[start]

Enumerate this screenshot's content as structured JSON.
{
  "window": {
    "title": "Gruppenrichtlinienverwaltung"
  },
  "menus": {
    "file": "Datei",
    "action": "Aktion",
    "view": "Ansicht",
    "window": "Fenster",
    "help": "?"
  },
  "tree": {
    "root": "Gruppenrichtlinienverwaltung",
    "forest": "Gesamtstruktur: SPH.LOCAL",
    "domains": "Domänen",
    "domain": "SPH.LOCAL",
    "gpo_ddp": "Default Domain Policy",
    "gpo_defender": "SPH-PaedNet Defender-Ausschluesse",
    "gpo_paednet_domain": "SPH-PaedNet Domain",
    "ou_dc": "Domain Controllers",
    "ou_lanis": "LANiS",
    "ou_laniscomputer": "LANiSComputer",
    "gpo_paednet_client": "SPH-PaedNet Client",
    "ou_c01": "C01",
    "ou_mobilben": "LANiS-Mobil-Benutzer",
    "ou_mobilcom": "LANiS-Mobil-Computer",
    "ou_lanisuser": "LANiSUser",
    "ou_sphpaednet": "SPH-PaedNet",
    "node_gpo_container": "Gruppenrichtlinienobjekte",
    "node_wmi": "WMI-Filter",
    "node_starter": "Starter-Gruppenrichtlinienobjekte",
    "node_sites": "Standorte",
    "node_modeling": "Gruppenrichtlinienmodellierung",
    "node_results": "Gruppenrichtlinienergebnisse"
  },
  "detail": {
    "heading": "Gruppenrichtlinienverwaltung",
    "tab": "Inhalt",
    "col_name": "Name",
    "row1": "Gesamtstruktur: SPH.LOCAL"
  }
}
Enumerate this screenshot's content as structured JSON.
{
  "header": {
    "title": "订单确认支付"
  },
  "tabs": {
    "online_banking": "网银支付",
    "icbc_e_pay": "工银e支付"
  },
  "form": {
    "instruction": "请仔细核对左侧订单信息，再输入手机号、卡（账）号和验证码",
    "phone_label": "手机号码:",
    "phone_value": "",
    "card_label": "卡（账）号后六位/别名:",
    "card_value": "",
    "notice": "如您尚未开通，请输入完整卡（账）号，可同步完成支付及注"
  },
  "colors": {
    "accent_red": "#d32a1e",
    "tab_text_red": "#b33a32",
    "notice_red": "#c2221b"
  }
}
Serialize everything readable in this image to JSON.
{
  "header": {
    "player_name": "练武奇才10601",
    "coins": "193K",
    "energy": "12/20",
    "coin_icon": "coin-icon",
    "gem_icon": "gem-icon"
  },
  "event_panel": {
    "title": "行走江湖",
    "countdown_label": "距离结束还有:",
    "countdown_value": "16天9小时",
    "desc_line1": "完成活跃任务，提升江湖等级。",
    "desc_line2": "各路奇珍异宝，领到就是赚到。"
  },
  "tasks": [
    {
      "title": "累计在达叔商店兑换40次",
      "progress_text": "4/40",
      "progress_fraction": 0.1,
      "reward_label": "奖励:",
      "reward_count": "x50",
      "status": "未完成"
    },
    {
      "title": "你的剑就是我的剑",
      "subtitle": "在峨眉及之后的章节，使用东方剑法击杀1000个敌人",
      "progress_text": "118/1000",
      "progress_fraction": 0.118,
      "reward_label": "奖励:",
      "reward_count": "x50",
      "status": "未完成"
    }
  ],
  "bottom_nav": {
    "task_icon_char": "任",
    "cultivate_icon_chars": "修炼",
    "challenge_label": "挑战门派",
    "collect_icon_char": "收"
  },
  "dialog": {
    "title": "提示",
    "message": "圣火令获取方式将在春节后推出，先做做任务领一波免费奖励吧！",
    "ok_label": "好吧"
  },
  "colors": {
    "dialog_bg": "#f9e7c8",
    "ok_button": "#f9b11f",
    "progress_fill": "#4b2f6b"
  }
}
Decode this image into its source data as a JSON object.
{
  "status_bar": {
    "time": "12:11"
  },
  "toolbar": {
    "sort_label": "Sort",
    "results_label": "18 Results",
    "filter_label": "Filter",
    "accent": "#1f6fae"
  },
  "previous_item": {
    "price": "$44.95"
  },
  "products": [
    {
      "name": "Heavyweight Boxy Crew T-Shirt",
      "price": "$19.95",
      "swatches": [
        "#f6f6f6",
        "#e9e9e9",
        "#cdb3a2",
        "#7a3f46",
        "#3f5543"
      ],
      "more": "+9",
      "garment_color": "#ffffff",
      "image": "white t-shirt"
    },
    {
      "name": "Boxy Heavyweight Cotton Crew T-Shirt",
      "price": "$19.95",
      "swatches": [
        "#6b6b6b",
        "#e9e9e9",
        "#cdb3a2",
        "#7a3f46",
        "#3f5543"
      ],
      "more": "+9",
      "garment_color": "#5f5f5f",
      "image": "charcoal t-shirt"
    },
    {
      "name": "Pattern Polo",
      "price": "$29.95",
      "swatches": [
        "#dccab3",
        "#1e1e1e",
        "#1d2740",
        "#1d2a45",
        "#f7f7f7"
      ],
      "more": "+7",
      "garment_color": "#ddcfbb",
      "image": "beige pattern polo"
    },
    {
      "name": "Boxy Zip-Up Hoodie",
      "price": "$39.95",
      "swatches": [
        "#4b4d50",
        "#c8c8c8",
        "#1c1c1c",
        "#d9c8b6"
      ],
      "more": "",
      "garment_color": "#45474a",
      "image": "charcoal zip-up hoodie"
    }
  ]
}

[end]

What is asked - Using the listing above, gather each line that holds the string "image" and copy it.

Solution to the problem -
Serialize everything readable in this image to JSON.
Decode this image into its source data as a JSON object.
      "image": "white t-shirt"
      "image": "charcoal t-shirt"
      "image": "beige pattern polo"
      "image": "charcoal zip-up hoodie"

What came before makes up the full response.